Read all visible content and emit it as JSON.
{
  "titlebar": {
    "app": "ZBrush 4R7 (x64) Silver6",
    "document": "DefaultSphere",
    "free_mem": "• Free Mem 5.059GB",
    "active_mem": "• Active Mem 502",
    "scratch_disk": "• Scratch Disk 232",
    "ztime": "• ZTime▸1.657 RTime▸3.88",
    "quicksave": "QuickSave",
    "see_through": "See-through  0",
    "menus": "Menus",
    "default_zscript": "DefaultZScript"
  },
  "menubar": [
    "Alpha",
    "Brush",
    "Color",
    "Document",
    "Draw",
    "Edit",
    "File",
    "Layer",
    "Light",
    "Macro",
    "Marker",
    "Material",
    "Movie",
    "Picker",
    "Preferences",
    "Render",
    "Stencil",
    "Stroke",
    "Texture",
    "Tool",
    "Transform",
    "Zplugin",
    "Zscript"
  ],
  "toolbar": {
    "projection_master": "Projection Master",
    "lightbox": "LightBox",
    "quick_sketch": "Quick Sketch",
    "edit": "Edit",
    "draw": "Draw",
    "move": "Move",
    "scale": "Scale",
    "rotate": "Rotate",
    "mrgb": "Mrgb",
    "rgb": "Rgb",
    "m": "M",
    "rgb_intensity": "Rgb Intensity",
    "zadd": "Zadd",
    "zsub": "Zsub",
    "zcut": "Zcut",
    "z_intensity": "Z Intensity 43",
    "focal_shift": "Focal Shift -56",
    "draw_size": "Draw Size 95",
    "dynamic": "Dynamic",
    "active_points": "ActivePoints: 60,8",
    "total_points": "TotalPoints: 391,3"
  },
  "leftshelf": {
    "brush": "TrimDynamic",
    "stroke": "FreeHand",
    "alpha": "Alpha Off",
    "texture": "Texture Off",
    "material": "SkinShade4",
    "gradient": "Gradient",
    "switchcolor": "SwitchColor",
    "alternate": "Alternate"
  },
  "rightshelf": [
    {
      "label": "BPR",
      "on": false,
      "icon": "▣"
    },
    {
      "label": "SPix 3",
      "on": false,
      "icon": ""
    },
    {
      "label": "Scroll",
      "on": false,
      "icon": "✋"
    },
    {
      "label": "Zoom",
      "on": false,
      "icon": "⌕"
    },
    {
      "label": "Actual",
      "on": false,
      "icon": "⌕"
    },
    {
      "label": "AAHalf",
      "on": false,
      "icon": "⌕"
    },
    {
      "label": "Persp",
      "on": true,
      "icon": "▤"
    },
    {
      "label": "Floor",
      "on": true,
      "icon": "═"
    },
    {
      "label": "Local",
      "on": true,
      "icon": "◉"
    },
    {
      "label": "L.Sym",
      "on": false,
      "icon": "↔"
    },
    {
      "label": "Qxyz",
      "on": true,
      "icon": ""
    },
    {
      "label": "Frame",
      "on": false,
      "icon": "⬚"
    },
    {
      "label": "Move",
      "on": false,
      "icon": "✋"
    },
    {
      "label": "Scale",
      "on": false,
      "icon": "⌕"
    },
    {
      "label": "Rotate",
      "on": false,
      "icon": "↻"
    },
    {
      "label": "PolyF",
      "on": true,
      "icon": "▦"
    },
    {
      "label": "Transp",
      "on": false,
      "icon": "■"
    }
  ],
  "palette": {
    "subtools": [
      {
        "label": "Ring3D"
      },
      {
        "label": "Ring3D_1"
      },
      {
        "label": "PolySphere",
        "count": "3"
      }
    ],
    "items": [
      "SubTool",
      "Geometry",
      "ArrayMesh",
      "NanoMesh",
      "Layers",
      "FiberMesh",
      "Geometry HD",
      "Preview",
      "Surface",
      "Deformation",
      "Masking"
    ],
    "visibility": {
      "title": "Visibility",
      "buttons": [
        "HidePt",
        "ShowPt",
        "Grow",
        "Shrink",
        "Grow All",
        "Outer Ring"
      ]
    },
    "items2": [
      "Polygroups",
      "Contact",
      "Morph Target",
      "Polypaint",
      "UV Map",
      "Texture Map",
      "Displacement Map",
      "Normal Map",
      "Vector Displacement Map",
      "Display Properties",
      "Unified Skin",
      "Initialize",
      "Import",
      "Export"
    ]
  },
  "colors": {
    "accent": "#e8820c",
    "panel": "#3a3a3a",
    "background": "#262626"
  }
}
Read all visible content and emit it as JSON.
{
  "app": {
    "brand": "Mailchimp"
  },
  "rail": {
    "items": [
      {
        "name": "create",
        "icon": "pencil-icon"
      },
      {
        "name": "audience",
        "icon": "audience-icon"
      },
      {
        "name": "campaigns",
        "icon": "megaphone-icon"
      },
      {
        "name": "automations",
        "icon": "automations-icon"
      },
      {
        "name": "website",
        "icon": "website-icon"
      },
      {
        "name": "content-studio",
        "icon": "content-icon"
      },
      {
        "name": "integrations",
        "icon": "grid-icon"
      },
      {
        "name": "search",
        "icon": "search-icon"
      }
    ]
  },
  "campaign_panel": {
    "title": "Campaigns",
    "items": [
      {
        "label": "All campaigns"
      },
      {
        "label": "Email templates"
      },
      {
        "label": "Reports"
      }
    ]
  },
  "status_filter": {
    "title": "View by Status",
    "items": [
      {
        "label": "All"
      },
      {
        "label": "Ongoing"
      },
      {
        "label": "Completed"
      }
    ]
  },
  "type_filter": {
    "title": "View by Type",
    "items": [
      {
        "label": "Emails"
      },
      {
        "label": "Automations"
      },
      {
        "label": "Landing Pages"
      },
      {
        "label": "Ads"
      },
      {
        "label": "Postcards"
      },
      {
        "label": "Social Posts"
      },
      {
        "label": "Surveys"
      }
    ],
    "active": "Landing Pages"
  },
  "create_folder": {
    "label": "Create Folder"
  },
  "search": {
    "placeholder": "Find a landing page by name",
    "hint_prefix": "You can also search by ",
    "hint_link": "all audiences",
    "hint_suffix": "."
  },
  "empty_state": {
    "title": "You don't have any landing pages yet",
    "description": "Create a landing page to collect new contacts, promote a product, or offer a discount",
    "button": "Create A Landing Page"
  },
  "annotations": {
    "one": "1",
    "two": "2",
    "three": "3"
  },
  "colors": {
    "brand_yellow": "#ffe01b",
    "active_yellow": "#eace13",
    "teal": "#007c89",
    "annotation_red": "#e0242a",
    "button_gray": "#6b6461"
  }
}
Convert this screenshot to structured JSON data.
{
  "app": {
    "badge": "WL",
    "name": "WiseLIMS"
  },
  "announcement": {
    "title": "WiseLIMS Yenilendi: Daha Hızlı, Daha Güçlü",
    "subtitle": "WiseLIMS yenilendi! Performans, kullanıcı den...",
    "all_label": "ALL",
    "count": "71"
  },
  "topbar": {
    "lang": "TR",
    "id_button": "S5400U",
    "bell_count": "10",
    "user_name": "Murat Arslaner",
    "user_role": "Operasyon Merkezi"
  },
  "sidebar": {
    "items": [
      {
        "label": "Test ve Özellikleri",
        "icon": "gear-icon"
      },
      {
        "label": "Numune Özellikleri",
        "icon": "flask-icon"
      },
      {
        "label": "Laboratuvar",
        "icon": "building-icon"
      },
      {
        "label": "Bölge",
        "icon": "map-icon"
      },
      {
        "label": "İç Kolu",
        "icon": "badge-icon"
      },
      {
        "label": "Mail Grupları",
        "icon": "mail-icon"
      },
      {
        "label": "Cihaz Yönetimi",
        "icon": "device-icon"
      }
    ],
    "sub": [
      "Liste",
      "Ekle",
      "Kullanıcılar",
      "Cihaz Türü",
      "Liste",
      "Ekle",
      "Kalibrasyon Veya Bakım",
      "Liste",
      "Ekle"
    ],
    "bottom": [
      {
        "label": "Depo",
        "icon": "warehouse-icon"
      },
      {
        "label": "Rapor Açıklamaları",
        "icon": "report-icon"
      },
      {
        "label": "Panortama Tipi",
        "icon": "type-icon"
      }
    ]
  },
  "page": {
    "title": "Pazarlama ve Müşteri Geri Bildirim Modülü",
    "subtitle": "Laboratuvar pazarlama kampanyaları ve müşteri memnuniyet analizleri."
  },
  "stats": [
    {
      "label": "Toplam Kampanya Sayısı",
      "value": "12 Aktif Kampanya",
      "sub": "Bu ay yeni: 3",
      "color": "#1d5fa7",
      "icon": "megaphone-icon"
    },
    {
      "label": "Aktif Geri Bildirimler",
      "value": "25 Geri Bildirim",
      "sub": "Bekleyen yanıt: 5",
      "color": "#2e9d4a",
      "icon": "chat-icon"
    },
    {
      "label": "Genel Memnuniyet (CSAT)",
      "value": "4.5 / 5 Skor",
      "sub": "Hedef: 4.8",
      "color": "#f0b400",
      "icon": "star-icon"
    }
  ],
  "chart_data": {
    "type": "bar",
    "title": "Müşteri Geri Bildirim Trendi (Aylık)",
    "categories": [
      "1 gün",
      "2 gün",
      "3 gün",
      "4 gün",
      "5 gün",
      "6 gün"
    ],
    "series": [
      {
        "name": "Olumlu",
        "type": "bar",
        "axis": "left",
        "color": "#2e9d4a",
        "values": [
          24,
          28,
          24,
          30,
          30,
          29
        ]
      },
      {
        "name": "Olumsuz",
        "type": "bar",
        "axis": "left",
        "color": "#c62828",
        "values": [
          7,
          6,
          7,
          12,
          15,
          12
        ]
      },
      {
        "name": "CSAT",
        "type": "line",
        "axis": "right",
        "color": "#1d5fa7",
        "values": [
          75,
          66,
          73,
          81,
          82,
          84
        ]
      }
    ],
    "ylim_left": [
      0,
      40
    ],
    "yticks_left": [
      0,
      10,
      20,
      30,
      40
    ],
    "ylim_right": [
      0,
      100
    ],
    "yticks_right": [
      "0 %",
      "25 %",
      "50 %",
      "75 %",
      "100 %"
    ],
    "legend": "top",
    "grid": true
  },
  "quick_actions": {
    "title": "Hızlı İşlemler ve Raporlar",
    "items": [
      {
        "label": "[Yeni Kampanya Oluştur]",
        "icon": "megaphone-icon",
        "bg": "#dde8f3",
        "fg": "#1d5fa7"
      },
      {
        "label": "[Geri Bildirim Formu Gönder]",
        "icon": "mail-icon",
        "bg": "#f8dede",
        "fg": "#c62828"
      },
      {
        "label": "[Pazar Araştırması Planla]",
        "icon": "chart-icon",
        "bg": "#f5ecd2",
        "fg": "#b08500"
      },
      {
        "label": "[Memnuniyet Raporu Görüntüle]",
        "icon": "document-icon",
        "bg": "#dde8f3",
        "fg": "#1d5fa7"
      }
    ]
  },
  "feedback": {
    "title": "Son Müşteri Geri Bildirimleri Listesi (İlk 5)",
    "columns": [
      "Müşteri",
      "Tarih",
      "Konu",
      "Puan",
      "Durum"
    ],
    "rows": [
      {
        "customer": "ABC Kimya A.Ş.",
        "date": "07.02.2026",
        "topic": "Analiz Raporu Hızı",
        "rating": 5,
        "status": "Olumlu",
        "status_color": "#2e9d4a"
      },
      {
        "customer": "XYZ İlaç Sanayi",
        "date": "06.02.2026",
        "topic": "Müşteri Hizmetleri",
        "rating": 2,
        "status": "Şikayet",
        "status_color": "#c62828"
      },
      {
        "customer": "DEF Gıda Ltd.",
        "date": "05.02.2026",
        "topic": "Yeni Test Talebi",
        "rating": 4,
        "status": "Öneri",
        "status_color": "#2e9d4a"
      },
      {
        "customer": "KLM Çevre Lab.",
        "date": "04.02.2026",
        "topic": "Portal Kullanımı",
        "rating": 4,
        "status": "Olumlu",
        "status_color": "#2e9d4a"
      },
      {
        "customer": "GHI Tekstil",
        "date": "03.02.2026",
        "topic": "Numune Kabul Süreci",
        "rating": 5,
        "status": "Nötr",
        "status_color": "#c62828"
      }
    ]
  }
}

§

**OBJECTIVE:** Return all lines containing "Test".

**WRITTEN ANSWER:**
        "label": "Test ve Özellikleri",
        "topic": "Yeni Test Talebi",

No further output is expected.